(Labeled region entries)
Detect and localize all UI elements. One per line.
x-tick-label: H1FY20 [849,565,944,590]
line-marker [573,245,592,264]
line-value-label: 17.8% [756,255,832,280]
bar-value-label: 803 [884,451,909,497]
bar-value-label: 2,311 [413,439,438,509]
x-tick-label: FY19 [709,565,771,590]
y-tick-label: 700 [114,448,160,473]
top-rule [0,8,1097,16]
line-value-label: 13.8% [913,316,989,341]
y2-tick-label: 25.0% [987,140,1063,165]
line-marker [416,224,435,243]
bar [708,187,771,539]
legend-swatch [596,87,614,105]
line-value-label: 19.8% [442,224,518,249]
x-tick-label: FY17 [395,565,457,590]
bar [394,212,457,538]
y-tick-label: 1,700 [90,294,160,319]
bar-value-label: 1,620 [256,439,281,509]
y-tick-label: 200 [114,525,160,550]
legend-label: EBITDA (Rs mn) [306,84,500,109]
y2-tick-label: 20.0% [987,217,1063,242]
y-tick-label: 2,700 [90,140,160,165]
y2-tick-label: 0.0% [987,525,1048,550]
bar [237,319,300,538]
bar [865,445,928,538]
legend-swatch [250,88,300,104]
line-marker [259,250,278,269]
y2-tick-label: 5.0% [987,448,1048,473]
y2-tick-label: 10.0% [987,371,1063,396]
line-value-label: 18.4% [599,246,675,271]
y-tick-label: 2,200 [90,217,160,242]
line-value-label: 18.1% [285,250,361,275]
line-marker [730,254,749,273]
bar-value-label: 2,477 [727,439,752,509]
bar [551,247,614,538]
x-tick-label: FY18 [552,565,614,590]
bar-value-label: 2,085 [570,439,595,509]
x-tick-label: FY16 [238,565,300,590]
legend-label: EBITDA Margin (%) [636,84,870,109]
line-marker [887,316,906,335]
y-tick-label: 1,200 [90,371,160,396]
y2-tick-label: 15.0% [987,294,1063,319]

**WHAT TO WORK ON**
Convert the lines of the entries into a JSON list of strings, one string per line, with blank lines omitted.

**SOLUTION TO THIS EXERCISE**
[
  "Detect and localize all UI elements. One per line.",
  "x-tick-label: H1FY20 [849,565,944,590]",
  "line-marker [573,245,592,264]",
  "line-value-label: 17.8% [756,255,832,280]",
  "bar-value-label: 803 [884,451,909,497]",
  "bar-value-label: 2,311 [413,439,438,509]",
  "x-tick-label: FY19 [709,565,771,590]",
  "y-tick-label: 700 [114,448,160,473]",
  "top-rule [0,8,1097,16]",
  "line-value-label: 13.8% [913,316,989,341]",
  "y2-tick-label: 25.0% [987,140,1063,165]",
  "line-marker [416,224,435,243]",
  "bar [708,187,771,539]",
  "legend-swatch [596,87,614,105]",
  "line-value-label: 19.8% [442,224,518,249]",
  "x-tick-label: FY17 [395,565,457,590]",
  "bar [394,212,457,538]",
  "y-tick-label: 1,700 [90,294,160,319]",
  "bar-value-label: 1,620 [256,439,281,509]",
  "y-tick-label: 200 [114,525,160,550]",
  "legend-label: EBITDA (Rs mn) [306,84,500,109]",
  "y2-tick-label: 20.0% [987,217,1063,242]",
  "y-tick-label: 2,700 [90,140,160,165]",
  "y2-tick-label: 0.0% [987,525,1048,550]",
  "bar [237,319,300,538]",
  "bar [865,445,928,538]",
  "legend-swatch [250,88,300,104]",
  "line-marker [259,250,278,269]",
  "y2-tick-label: 5.0% [987,448,1048,473]",
  "y2-tick-label: 10.0% [987,371,1063,396]",
  "line-value-label: 18.4% [599,246,675,271]",
  "y-tick-label: 2,200 [90,217,160,242]",
  "line-value-label: 18.1% [285,250,361,275]",
  "line-marker [730,254,749,273]",
  "bar-value-label: 2,477 [727,439,752,509]",
  "bar [551,247,614,538]",
  "x-tick-label: FY18 [552,565,614,590]",
  "bar-value-label: 2,085 [570,439,595,509]",
  "x-tick-label: FY16 [238,565,300,590]",
  "legend-label: EBITDA Margin (%) [636,84,870,109]",
  "line-marker [887,316,906,335]",
  "y-tick-label: 1,200 [90,371,160,396]",
  "y2-tick-label: 15.0% [987,294,1063,319]"
]